Each line that follows should be printed again exactly as it stands.

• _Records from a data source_
========
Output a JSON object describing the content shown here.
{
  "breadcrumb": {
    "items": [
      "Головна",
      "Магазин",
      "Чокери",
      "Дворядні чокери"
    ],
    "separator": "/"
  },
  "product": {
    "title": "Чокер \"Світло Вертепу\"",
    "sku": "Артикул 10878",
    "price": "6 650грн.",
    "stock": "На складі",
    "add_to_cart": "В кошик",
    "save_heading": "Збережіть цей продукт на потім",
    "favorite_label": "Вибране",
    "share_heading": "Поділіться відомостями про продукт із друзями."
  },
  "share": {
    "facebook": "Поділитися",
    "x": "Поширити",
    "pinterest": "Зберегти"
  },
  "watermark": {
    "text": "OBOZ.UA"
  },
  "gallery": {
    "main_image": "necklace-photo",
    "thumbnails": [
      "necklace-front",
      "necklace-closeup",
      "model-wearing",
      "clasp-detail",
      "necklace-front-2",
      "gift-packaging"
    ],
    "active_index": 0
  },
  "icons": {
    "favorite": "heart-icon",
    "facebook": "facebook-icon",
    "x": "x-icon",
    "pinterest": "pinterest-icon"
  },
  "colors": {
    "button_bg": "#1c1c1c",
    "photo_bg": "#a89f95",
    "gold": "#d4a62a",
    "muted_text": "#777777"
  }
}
========
• _EXPECTED ANSWER_
Output a JSON object describing the content shown here.
{
  "breadcrumb": {
    "items": [
      "Головна",
      "Магазин",
      "Чокери",
      "Дворядні чокери"
    ],
    "separator": "/"
  },
  "product": {
    "title": "Чокер \"Світло Вертепу\"",
    "sku": "Артикул 10878",
    "price": "6 650грн.",
    "stock": "На складі",
    "add_to_cart": "В кошик",
    "save_heading": "Збережіть цей продукт на потім",
    "favorite_label": "Вибране",
    "share_heading": "Поділіться відомостями про продукт із друзями."
  },
  "share": {
    "facebook": "Поділитися",
    "x": "Поширити",
    "pinterest": "Зберегти"
  },
  "watermark": {
    "text": "OBOZ.UA"
  },
  "gallery": {
    "main_image": "necklace-photo",
    "thumbnails": [
      "necklace-front",
      "necklace-closeup",
      "model-wearing",
      "clasp-detail",
      "necklace-front-2",
      "gift-packaging"
    ],
    "active_index": 0
  },
  "icons": {
    "favorite": "heart-icon",
    "facebook": "facebook-icon",
    "x": "x-icon",
    "pinterest": "pinterest-icon"
  },
  "colors": {
    "button_bg": "#1c1c1c",
    "photo_bg": "#a89f95",
    "gold": "#d4a62a",
    "muted_text": "#777777"
  }
}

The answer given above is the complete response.